* **Given request**
Set down every record once more, exactly as given.

* **Data provided**
* BEGIN *

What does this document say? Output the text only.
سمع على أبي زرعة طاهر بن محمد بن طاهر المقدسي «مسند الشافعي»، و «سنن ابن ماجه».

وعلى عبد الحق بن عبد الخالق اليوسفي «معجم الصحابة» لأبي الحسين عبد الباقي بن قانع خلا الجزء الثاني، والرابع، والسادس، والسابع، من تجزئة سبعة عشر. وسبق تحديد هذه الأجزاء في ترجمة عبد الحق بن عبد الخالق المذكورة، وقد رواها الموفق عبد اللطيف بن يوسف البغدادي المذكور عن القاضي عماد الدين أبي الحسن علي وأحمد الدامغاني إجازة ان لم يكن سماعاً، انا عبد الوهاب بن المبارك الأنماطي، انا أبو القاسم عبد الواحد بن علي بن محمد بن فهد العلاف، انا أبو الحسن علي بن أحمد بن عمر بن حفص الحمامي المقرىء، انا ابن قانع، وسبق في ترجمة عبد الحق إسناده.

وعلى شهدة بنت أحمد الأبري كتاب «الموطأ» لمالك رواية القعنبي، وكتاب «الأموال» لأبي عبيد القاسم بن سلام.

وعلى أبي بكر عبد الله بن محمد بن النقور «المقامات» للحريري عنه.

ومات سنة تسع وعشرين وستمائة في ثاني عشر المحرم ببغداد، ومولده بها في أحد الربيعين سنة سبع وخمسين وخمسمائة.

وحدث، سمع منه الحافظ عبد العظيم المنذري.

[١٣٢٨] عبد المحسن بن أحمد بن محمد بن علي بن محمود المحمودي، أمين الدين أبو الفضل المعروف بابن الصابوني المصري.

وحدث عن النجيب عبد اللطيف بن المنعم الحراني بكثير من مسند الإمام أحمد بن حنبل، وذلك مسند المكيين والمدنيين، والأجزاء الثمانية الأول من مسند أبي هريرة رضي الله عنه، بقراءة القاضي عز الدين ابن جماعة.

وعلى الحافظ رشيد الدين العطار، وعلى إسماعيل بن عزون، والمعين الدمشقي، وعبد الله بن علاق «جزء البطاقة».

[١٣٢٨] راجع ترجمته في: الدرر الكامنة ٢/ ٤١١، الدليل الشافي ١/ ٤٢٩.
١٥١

* END *

* **Correct output**
What does this document say? Output the text only.
سمع على أبي زرعة طاهر بن محمد بن طاهر المقدسي «مسند الشافعي»، و «سنن ابن ماجه».

وعلى عبد الحق بن عبد الخالق اليوسفي «معجم الصحابة» لأبي الحسين عبد الباقي بن قانع خلا الجزء الثاني، والرابع، والسادس، والسابع، من تجزئة سبعة عشر. وسبق تحديد هذه الأجزاء في ترجمة عبد الحق بن عبد الخالق المذكورة، وقد رواها الموفق عبد اللطيف بن يوسف البغدادي المذكور عن القاضي عماد الدين أبي الحسن علي وأحمد الدامغاني إجازة ان لم يكن سماعاً، انا عبد الوهاب بن المبارك الأنماطي، انا أبو القاسم عبد الواحد بن علي بن محمد بن فهد العلاف، انا أبو الحسن علي بن أحمد بن عمر بن حفص الحمامي المقرىء، انا ابن قانع، وسبق في ترجمة عبد الحق إسناده.

وعلى شهدة بنت أحمد الأبري كتاب «الموطأ» لمالك رواية القعنبي، وكتاب «الأموال» لأبي عبيد القاسم بن سلام.

وعلى أبي بكر عبد الله بن محمد بن النقور «المقامات» للحريري عنه.

ومات سنة تسع وعشرين وستمائة في ثاني عشر المحرم ببغداد، ومولده بها في أحد الربيعين سنة سبع وخمسين وخمسمائة.

وحدث، سمع منه الحافظ عبد العظيم المنذري.

[١٣٢٨] عبد المحسن بن أحمد بن محمد بن علي بن محمود المحمودي، أمين الدين أبو الفضل المعروف بابن الصابوني المصري.

وحدث عن النجيب عبد اللطيف بن المنعم الحراني بكثير من مسند الإمام أحمد بن حنبل، وذلك مسند المكيين والمدنيين، والأجزاء الثمانية الأول من مسند أبي هريرة رضي الله عنه، بقراءة القاضي عز الدين ابن جماعة.

وعلى الحافظ رشيد الدين العطار، وعلى إسماعيل بن عزون، والمعين الدمشقي، وعبد الله بن علاق «جزء البطاقة».

[١٣٢٨] راجع ترجمته في: الدرر الكامنة ٢/ ٤١١، الدليل الشافي ١/ ٤٢٩.
١٥١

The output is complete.